-------- Auszug
Das Konzert war, wie viele in zwei Teile gegliedert: vor und nach der Pause. Vor der Pause wechselten sich Klavierstücke von Satie und Antheil ab, die gegensätzlich waren, die sich aber ergänzten. Während Saties Stücke eher ruhig und harmonisch delikat waren, klangen Antheils vom Jazz angehauchte Stücke sehr kraftvoll und virtuos. Man gewann den Eindruck, als sei die Musik schwere körperliche Arbeit. Der Pianist Marino Formenti zeigte sich von seiner impulsiven Seite. Durch die Abwechslung von schnellen und langsamen Klavierklängen der beiden Komponisten wurde es niemals langweilig. Auch die Dunkelheit im Konzertsaal trug zur mitreißenden Atmosphäre bei.
Eine Besonderheit des Abends stellte die Komposition "KLOING !" von Olga Neuwirth dar, für die eine herabgelassene Leinwand aufgebaut worden war, die nach der Pause zum Einsatz kam. Die tanzenden Finger des Pianisten wurden auf diese projiziert. Dazu kam ein Film, der in die Livebilder von der Kamera eingebunden wurde. Formenti nahm den Kampf mit dem kaum zu bändigenden, manipulierten Bösendorfer Flügel auf, der computergesteuert ein Erdbeben auf Sumatra simulierte.
----------------
-------- Bereitgestellte Einträge
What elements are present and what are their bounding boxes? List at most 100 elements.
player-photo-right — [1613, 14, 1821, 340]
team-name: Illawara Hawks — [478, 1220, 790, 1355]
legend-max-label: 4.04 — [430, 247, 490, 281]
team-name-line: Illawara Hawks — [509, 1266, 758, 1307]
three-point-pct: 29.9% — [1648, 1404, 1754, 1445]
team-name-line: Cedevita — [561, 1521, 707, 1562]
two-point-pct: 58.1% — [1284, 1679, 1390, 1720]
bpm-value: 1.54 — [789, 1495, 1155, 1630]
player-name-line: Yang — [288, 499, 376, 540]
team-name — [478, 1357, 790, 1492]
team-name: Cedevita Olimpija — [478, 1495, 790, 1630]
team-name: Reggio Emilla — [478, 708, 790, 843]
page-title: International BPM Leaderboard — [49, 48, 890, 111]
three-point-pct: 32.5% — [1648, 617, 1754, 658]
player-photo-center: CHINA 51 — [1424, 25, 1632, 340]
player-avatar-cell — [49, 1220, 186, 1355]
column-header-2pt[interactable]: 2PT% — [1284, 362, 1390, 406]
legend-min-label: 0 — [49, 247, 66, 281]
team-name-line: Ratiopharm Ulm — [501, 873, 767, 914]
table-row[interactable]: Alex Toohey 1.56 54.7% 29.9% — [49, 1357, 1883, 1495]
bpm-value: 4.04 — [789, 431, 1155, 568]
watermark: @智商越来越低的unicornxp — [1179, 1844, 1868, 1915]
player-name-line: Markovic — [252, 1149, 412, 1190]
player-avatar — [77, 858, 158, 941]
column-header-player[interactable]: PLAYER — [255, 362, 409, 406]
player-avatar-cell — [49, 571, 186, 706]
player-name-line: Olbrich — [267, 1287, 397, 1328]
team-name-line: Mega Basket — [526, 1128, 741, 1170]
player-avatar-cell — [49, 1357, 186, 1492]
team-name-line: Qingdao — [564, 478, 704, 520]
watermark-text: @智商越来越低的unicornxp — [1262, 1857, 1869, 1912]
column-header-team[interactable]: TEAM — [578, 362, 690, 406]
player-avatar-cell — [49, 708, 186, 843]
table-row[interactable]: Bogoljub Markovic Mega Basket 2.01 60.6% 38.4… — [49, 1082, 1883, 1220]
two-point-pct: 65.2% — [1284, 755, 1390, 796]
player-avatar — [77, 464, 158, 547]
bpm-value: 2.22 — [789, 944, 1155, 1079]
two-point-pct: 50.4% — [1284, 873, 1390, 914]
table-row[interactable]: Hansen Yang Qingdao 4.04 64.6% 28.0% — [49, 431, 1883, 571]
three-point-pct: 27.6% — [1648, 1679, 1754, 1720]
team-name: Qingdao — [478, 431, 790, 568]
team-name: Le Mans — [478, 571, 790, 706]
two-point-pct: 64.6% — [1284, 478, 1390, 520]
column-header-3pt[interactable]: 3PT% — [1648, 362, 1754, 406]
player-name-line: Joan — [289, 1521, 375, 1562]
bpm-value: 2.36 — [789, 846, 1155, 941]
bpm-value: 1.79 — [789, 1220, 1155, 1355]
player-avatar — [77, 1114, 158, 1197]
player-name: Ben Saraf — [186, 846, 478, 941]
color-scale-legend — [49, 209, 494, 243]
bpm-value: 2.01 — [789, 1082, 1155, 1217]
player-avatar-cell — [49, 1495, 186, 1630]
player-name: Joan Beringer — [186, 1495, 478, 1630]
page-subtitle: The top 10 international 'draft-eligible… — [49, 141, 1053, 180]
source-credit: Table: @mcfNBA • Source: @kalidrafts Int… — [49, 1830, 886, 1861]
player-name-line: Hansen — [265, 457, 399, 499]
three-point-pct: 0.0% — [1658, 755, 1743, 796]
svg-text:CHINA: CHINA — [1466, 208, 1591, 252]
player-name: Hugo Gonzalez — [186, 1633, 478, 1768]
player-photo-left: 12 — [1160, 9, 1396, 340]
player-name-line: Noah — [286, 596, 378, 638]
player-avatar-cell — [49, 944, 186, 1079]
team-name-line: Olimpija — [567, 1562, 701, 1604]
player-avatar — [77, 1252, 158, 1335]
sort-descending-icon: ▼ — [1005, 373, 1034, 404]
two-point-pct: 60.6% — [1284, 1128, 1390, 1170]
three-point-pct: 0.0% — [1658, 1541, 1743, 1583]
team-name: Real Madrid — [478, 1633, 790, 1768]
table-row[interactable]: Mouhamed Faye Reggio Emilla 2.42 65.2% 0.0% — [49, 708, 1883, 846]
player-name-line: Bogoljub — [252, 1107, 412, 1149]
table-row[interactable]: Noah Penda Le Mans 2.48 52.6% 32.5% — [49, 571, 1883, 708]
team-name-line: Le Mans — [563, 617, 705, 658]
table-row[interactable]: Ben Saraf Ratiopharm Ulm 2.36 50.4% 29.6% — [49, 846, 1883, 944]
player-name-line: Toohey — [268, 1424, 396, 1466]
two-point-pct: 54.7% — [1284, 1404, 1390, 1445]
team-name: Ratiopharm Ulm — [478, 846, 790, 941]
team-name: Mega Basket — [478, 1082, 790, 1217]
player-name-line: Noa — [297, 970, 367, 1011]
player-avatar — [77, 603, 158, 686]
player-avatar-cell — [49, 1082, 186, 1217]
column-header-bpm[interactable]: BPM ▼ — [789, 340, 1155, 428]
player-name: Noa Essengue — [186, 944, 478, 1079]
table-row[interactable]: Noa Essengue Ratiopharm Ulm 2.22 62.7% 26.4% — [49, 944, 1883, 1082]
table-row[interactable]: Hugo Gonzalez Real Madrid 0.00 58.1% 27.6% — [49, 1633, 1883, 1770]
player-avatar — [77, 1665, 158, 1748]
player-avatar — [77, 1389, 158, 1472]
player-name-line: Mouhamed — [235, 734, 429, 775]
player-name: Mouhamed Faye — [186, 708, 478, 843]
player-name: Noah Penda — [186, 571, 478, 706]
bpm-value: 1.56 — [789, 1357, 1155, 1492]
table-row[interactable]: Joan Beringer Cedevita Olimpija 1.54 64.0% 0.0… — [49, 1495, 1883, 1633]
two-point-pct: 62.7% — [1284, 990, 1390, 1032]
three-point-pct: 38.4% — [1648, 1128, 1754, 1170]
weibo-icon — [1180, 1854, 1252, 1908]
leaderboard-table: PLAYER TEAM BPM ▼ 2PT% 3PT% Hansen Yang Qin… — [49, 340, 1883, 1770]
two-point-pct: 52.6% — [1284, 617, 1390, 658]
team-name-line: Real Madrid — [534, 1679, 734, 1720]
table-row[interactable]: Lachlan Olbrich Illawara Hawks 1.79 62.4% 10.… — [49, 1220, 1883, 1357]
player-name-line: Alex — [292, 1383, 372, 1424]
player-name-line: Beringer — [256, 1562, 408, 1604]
----------------
• _Anhand der Angaben_
A. Fassen Sie im Konzertbericht den Absatz, der mit „Das Konzert war, wie viele“ beginnt, als Stichpunktliste zusammen.
B. Führen Sie den Konzertbericht nach seinem letzten Satz weiter.

• _Antworten zu Aufgaben_
A.
- Das Konzert war in zwei Teile gegliedert, vor und nach der Pause.
- Vor der Pause wechselten sich Klavierstücke von Satie und Antheil ab. Sie waren gegensätzlich, ergänzten sich aber.
- Saties Stücke waren eher ruhig und harmonisch delikat.
- Antheils vom Jazz angehauchte Stücke klangen kraftvoll und virtuos, fast wie schwere körperliche Arbeit.
- Der Pianist Marino Formenti zeigte sich von seiner impulsiven Seite.
- Durch den Wechsel von schnellen und langsamen Stücken wurde es nie langweilig.
- Die Dunkelheit im Saal trug zur mitreißenden Atmosphäre bei.

B.
Die Technik beanspruchte immer mehr Tasten für sich, so dass der Pianist mit immer größeren Schwierigkeiten zu kämpfen hatte. Trotzdem gelangen ihm gute Interpretationen romantischer, virtuoser Stücke. Auch ein technischer Defekt wirkte in diesem Gesamtkontext mehr gewollt als versehentlich. Völlig erschöpft von dem Kraftakt fiel der Pianist anschließend auf der Bühne bei tosendem Applaus auf den Boden.
Insgesamt lässt sich sagen, dass das Konzert sehr höhrenswert war und allen Zuhörern viele neue Eindrücke brachte.
Das i-Tüpfelchen des Abends war eine Einladung ins Künstlerfoyer, wo wir persönlich mit dem Pianisten reden konnten.